Read the lines that follow and tally those with the word "пенсій"; give the number and nothing else.

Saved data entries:
- - -

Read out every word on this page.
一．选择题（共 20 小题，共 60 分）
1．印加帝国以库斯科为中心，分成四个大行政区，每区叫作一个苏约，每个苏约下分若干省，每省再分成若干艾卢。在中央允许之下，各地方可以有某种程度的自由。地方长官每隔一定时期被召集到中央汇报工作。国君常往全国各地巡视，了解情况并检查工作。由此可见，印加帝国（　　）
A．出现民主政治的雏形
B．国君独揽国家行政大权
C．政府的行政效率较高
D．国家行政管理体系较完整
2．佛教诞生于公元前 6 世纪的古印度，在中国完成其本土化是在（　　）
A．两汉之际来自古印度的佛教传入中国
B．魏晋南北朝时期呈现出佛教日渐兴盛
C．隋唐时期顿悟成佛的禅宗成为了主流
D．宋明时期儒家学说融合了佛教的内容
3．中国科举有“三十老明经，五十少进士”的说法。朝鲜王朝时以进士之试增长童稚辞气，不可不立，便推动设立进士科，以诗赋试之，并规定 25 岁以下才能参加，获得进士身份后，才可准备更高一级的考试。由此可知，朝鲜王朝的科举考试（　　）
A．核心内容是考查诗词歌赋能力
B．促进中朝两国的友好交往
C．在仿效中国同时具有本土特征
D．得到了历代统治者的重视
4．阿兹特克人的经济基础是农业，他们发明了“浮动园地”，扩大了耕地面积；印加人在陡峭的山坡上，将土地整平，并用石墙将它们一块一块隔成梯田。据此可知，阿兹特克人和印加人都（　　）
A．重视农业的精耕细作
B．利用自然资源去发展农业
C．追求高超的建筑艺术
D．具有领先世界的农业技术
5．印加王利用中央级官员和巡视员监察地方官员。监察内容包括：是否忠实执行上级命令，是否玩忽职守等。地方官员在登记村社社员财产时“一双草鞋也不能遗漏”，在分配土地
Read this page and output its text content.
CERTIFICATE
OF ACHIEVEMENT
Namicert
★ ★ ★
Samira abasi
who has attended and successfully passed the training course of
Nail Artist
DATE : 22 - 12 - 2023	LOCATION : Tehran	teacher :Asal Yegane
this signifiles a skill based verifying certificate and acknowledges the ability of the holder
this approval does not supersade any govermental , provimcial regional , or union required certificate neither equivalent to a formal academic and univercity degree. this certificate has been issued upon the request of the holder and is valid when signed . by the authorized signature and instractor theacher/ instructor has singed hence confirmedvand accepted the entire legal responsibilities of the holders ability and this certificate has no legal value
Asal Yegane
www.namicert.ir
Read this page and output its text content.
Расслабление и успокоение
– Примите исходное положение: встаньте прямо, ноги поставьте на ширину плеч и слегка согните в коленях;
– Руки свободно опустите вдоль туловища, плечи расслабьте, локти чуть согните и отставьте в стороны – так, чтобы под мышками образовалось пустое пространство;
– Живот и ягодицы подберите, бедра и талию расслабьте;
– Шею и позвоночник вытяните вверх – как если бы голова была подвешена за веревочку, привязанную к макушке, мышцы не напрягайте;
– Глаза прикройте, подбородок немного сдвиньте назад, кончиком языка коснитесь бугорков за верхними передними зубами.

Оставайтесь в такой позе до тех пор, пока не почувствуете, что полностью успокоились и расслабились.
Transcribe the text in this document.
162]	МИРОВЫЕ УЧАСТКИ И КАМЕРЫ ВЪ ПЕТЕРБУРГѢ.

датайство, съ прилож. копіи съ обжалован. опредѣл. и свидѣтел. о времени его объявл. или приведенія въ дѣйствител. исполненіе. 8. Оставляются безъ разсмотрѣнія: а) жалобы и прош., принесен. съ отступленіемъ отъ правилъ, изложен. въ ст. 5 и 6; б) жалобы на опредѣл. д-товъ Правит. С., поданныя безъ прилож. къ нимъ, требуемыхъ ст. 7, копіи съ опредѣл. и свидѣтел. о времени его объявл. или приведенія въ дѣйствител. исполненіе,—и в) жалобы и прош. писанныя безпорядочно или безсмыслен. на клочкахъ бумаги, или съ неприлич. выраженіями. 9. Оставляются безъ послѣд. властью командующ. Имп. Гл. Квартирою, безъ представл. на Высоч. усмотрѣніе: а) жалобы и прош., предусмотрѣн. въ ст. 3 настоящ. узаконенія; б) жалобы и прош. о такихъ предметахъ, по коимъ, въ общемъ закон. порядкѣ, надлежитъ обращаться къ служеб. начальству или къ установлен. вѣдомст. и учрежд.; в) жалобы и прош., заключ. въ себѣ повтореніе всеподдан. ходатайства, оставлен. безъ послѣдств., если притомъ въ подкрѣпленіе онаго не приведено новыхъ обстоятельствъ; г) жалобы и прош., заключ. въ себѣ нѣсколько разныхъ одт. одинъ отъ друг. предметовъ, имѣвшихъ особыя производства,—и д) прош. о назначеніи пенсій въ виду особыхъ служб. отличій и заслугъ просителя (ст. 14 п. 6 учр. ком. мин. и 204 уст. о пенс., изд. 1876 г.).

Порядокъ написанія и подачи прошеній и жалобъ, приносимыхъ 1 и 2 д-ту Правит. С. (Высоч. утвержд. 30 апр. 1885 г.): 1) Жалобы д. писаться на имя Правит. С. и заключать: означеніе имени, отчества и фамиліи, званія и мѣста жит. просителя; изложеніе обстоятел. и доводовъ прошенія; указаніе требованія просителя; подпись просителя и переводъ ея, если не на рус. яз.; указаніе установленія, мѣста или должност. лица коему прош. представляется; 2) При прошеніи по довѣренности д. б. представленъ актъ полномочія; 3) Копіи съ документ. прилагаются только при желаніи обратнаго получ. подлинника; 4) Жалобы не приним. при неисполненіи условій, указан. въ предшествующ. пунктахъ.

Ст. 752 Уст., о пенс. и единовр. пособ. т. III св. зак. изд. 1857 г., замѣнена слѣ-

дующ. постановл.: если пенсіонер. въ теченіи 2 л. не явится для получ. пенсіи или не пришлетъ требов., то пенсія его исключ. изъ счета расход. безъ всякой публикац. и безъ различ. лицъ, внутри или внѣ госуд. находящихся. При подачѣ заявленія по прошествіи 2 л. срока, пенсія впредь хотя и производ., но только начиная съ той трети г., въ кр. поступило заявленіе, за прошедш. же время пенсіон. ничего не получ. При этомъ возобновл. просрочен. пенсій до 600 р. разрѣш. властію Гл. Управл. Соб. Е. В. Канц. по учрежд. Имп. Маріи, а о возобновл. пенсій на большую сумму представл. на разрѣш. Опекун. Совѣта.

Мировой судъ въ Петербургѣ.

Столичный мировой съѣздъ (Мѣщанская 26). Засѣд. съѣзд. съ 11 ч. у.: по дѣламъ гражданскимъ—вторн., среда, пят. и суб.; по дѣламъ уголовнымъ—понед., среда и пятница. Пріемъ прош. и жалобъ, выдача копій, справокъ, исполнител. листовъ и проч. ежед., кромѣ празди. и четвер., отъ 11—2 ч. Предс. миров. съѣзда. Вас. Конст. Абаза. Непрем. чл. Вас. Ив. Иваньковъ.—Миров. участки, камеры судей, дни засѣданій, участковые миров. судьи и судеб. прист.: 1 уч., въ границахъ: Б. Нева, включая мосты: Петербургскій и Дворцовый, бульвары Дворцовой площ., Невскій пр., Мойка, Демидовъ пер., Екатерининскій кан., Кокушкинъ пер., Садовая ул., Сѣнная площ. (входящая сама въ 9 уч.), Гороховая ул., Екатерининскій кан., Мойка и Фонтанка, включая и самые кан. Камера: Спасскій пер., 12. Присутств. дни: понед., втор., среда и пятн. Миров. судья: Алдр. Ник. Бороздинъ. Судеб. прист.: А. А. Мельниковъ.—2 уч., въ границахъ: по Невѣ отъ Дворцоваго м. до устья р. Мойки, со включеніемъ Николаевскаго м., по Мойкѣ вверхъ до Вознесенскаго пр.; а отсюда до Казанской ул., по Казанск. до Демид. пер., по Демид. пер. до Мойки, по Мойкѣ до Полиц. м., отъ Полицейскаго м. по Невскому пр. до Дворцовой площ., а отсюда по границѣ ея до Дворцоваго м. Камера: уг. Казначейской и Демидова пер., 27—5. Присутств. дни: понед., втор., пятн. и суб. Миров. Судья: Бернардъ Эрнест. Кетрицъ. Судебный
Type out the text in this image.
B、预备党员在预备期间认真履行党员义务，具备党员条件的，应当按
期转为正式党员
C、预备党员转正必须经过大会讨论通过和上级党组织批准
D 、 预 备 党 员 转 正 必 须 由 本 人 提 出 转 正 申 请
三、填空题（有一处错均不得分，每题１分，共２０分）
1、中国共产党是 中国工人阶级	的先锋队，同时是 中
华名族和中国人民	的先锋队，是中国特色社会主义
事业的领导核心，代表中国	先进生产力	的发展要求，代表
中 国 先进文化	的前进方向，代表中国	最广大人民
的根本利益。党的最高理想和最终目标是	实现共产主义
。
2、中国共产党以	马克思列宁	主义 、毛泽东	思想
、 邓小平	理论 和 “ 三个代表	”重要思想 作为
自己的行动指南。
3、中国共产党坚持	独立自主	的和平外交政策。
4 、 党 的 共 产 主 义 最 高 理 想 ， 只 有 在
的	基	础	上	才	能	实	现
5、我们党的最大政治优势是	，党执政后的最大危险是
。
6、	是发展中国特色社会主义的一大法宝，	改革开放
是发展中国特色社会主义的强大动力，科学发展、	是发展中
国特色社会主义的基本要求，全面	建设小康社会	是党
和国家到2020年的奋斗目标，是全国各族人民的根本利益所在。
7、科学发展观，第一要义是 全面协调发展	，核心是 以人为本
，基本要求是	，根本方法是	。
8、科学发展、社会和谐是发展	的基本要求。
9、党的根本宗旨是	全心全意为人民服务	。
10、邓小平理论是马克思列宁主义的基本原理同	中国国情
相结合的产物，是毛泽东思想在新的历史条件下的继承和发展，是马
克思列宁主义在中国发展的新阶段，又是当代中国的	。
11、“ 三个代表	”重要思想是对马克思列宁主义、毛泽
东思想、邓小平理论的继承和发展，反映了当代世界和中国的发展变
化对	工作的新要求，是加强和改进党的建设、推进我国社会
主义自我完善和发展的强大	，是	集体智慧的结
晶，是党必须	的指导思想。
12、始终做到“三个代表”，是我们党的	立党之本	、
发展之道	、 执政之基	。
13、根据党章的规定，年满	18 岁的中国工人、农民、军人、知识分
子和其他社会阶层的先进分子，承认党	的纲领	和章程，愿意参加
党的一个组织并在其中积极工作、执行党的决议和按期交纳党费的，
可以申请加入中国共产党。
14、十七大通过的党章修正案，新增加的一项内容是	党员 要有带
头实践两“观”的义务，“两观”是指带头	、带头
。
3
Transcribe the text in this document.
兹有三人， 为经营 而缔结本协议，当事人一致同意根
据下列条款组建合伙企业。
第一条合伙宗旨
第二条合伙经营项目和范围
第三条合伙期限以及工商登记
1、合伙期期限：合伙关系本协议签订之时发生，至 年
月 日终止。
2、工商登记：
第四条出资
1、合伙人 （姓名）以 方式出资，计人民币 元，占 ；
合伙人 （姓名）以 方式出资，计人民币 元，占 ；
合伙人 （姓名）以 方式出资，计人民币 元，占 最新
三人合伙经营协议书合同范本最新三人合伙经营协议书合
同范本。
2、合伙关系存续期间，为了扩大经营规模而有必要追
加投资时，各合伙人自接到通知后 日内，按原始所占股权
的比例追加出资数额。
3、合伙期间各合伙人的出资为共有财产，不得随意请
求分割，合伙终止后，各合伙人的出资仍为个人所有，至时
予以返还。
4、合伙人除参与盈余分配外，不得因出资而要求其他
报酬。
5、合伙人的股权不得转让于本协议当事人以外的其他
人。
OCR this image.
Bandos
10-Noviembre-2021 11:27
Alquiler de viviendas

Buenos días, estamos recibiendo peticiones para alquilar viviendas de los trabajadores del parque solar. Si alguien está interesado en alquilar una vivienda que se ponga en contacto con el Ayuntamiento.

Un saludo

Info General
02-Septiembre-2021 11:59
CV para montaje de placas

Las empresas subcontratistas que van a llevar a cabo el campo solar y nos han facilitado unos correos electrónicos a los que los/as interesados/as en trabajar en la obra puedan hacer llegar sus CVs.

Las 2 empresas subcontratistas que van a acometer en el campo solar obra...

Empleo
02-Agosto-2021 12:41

- - -

_Result below_
2